* Exercise aim
Could you write out again, word for word, the records from their first line through the line that contains "field-label: Dossier <box>703"?

* Data extract

:::

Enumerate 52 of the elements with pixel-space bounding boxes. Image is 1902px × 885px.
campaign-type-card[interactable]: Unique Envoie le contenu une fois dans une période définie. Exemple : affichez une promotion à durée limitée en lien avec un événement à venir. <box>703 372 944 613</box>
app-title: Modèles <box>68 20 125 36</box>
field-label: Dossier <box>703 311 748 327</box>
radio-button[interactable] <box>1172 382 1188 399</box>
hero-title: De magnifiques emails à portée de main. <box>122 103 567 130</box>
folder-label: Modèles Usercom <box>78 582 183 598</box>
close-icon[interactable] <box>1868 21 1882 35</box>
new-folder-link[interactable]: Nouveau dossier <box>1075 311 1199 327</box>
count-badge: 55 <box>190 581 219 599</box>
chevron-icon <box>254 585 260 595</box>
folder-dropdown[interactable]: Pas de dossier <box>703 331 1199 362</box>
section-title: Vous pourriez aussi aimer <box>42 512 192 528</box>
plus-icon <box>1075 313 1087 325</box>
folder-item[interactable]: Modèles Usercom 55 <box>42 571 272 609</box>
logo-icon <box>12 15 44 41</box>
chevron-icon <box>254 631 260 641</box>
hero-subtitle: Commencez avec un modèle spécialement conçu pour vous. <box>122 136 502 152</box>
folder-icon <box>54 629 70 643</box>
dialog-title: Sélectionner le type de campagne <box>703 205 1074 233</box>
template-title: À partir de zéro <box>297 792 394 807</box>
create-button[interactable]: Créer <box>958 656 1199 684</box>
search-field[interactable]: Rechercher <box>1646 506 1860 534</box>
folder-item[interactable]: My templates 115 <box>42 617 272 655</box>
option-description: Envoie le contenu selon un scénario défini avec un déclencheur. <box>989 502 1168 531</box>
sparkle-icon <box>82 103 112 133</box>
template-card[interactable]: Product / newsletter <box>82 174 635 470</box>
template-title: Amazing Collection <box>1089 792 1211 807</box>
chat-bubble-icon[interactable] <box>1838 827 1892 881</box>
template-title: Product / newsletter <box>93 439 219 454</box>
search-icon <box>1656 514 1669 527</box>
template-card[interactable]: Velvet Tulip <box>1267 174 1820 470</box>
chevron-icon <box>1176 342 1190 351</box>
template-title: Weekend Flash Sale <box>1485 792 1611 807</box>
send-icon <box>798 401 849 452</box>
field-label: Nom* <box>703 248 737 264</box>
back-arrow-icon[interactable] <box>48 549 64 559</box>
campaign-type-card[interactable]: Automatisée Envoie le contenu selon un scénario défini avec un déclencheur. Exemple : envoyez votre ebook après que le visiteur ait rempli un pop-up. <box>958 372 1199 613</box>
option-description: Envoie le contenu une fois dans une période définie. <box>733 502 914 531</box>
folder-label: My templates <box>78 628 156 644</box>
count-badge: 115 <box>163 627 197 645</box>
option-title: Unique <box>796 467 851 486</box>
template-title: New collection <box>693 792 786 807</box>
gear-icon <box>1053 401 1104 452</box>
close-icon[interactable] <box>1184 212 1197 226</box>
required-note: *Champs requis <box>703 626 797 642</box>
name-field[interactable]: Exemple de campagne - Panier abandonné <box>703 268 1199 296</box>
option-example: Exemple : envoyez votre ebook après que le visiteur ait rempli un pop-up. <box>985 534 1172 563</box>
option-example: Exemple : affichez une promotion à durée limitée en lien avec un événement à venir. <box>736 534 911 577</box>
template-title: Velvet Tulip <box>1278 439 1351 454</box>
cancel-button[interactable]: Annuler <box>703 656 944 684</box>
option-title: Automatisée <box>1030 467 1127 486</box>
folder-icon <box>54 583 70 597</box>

:::

* Solution
Enumerate 52 of the elements with pixel-space bounding boxes. Image is 1902px × 885px.
campaign-type-card[interactable]: Unique Envoie le contenu une fois dans une période définie. Exemple : affichez une promotion à durée limitée en lien avec un événement à venir. <box>703 372 944 613</box>
app-title: Modèles <box>68 20 125 36</box>
field-label: Dossier <box>703 311 748 327</box>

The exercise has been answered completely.